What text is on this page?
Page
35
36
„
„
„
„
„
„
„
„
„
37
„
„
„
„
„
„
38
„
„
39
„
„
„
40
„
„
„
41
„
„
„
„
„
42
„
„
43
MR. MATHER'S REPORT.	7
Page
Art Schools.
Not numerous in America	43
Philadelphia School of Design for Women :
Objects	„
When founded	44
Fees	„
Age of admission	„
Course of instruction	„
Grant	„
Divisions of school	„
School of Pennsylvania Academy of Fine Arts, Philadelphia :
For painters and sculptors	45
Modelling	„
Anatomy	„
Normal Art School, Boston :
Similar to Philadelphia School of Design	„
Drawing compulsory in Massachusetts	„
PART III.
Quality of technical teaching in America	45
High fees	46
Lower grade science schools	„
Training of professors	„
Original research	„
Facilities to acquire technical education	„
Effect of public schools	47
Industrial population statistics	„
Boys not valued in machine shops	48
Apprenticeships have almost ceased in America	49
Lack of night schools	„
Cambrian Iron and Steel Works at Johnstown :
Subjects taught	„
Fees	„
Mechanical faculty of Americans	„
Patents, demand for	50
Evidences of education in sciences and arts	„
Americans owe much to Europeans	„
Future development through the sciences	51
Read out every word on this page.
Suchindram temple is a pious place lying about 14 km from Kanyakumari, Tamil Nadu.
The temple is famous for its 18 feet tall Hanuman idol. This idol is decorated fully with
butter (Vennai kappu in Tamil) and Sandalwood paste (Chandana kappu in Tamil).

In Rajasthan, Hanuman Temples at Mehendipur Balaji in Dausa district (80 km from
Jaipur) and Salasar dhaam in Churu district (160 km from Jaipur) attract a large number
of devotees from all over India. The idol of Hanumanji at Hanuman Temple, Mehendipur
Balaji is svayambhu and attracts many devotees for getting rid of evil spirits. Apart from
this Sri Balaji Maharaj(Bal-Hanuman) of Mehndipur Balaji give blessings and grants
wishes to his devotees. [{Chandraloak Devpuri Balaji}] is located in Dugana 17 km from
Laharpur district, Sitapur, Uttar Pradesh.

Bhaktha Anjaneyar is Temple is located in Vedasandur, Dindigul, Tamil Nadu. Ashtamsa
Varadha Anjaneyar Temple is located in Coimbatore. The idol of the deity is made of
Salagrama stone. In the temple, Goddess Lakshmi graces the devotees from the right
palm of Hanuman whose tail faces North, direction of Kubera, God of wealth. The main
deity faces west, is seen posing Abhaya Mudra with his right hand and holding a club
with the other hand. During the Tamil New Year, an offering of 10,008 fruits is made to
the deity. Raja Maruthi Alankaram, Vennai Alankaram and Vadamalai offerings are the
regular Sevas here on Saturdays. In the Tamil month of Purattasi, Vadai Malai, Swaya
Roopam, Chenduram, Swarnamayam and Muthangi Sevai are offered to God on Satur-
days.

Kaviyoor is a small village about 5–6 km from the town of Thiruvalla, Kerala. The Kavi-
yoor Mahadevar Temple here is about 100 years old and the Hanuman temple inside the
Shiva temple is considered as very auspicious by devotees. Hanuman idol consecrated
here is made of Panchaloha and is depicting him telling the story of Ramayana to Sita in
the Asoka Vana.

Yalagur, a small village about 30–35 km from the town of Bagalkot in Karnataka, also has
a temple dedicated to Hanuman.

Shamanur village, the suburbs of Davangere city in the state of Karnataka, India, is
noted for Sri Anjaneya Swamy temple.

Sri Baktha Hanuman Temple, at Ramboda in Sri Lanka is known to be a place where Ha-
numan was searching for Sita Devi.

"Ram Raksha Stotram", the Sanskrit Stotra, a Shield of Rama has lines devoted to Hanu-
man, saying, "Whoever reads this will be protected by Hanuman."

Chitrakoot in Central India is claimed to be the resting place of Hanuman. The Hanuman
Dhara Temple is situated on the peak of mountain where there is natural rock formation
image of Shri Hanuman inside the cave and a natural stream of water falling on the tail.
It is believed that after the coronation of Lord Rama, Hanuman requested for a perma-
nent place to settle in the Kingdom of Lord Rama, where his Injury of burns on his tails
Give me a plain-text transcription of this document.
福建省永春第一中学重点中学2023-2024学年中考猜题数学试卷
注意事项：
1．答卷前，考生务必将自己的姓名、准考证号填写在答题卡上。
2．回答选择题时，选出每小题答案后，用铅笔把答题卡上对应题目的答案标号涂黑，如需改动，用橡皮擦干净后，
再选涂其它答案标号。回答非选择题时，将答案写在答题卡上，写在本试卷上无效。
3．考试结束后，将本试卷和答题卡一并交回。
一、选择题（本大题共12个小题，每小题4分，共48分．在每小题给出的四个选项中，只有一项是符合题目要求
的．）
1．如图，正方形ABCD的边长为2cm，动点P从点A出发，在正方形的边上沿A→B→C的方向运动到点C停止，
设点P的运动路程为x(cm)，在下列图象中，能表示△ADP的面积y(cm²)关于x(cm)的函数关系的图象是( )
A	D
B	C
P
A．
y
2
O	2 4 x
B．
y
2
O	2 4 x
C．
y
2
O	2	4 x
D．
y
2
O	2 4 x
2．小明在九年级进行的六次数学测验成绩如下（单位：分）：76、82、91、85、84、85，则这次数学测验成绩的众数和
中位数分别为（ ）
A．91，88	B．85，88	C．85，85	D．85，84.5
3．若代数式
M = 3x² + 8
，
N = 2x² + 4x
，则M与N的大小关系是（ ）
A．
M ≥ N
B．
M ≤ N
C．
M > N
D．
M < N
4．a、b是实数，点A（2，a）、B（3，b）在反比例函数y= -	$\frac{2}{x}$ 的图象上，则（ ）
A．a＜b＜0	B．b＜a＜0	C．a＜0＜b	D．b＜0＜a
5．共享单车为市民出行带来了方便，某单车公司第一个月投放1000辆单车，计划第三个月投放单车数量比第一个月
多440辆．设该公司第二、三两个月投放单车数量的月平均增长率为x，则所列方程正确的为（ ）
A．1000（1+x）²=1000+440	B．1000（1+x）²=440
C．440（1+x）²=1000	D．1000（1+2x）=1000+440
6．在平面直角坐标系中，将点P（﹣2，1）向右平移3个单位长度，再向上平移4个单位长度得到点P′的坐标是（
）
* * * * * * * * *
Reproduce every record, matching each line exactly.

Answer below:
What text is on this page?
Page
35
36
„
„
„
„
„
„
„
„
„
37
„
„
„
„
„
„
38
„
„
39
„
„
„
40
„
„
„
41
„
„
„
„
„
42
„
„
43
MR. MATHER'S REPORT.	7
Page
Art Schools.
Not numerous in America	43
Philadelphia School of Design for Women :
Objects	„
When founded	44
Fees	„
Age of admission	„
Course of instruction	„
Grant	„
Divisions of school	„
School of Pennsylvania Academy of Fine Arts, Philadelphia :
For painters and sculptors	45
Modelling	„
Anatomy	„
Normal Art School, Boston :
Similar to Philadelphia School of Design	„
Drawing compulsory in Massachusetts	„
PART III.
Quality of technical teaching in America	45
High fees	46
Lower grade science schools	„
Training of professors	„
Original research	„
Facilities to acquire technical education	„
Effect of public schools	47
Industrial population statistics	„
Boys not valued in machine shops	48
Apprenticeships have almost ceased in America	49
Lack of night schools	„
Cambrian Iron and Steel Works at Johnstown :
Subjects taught	„
Fees	„
Mechanical faculty of Americans	„
Patents, demand for	50
Evidences of education in sciences and arts	„
Americans owe much to Europeans	„
Future development through the sciences	51
Read out every word on this page.
Suchindram temple is a pious place lying about 14 km from Kanyakumari, Tamil Nadu.
The temple is famous for its 18 feet tall Hanuman idol. This idol is decorated fully with
butter (Vennai kappu in Tamil) and Sandalwood paste (Chandana kappu in Tamil).

In Rajasthan, Hanuman Temples at Mehendipur Balaji in Dausa district (80 km from
Jaipur) and Salasar dhaam in Churu district (160 km from Jaipur) attract a large number
of devotees from all over India. The idol of Hanumanji at Hanuman Temple, Mehendipur
Balaji is svayambhu and attracts many devotees for getting rid of evil spirits. Apart from
this Sri Balaji Maharaj(Bal-Hanuman) of Mehndipur Balaji give blessings and grants
wishes to his devotees. [{Chandraloak Devpuri Balaji}] is located in Dugana 17 km from
Laharpur district, Sitapur, Uttar Pradesh.

Bhaktha Anjaneyar is Temple is located in Vedasandur, Dindigul, Tamil Nadu. Ashtamsa
Varadha Anjaneyar Temple is located in Coimbatore. The idol of the deity is made of
Salagrama stone. In the temple, Goddess Lakshmi graces the devotees from the right
palm of Hanuman whose tail faces North, direction of Kubera, God of wealth. The main
deity faces west, is seen posing Abhaya Mudra with his right hand and holding a club
with the other hand. During the Tamil New Year, an offering of 10,008 fruits is made to
the deity. Raja Maruthi Alankaram, Vennai Alankaram and Vadamalai offerings are the
regular Sevas here on Saturdays. In the Tamil month of Purattasi, Vadai Malai, Swaya
Roopam, Chenduram, Swarnamayam and Muthangi Sevai are offered to God on Satur-
days.

Kaviyoor is a small village about 5–6 km from the town of Thiruvalla, Kerala. The Kavi-
yoor Mahadevar Temple here is about 100 years old and the Hanuman temple inside the
Shiva temple is considered as very auspicious by devotees. Hanuman idol consecrated
here is made of Panchaloha and is depicting him telling the story of Ramayana to Sita in
the Asoka Vana.

Yalagur, a small village about 30–35 km from the town of Bagalkot in Karnataka, also has
a temple dedicated to Hanuman.

Shamanur village, the suburbs of Davangere city in the state of Karnataka, India, is
noted for Sri Anjaneya Swamy temple.

Sri Baktha Hanuman Temple, at Ramboda in Sri Lanka is known to be a place where Ha-
numan was searching for Sita Devi.

"Ram Raksha Stotram", the Sanskrit Stotra, a Shield of Rama has lines devoted to Hanu-
man, saying, "Whoever reads this will be protected by Hanuman."

Chitrakoot in Central India is claimed to be the resting place of Hanuman. The Hanuman
Dhara Temple is situated on the peak of mountain where there is natural rock formation
image of Shri Hanuman inside the cave and a natural stream of water falling on the tail.
It is believed that after the coronation of Lord Rama, Hanuman requested for a perma-
nent place to settle in the Kingdom of Lord Rama, where his Injury of burns on his tails
Give me a plain-text transcription of this document.
福建省永春第一中学重点中学2023-2024学年中考猜题数学试卷
注意事项：
1．答卷前，考生务必将自己的姓名、准考证号填写在答题卡上。
2．回答选择题时，选出每小题答案后，用铅笔把答题卡上对应题目的答案标号涂黑，如需改动，用橡皮擦干净后，
再选涂其它答案标号。回答非选择题时，将答案写在答题卡上，写在本试卷上无效。
3．考试结束后，将本试卷和答题卡一并交回。
一、选择题（本大题共12个小题，每小题4分，共48分．在每小题给出的四个选项中，只有一项是符合题目要求
的．）
1．如图，正方形ABCD的边长为2cm，动点P从点A出发，在正方形的边上沿A→B→C的方向运动到点C停止，
设点P的运动路程为x(cm)，在下列图象中，能表示△ADP的面积y(cm²)关于x(cm)的函数关系的图象是( )
A	D
B	C
P
A．
y
2
O	2 4 x
B．
y
2
O	2 4 x
C．
y
2
O	2	4 x
D．
y
2
O	2 4 x
2．小明在九年级进行的六次数学测验成绩如下（单位：分）：76、82、91、85、84、85，则这次数学测验成绩的众数和
中位数分别为（ ）
A．91，88	B．85，88	C．85，85	D．85，84.5
3．若代数式
M = 3x² + 8
，
N = 2x² + 4x
，则M与N的大小关系是（ ）
A．
M ≥ N
B．
M ≤ N
C．
M > N
D．
M < N
4．a、b是实数，点A（2，a）、B（3，b）在反比例函数y= -	$\frac{2}{x}$ 的图象上，则（ ）
A．a＜b＜0	B．b＜a＜0	C．a＜0＜b	D．b＜0＜a
5．共享单车为市民出行带来了方便，某单车公司第一个月投放1000辆单车，计划第三个月投放单车数量比第一个月
多440辆．设该公司第二、三两个月投放单车数量的月平均增长率为x，则所列方程正确的为（ ）
A．1000（1+x）²=1000+440	B．1000（1+x）²=440
C．440（1+x）²=1000	D．1000（1+2x）=1000+440
6．在平面直角坐标系中，将点P（﹣2，1）向右平移3个单位长度，再向上平移4个单位长度得到点P′的坐标是（
）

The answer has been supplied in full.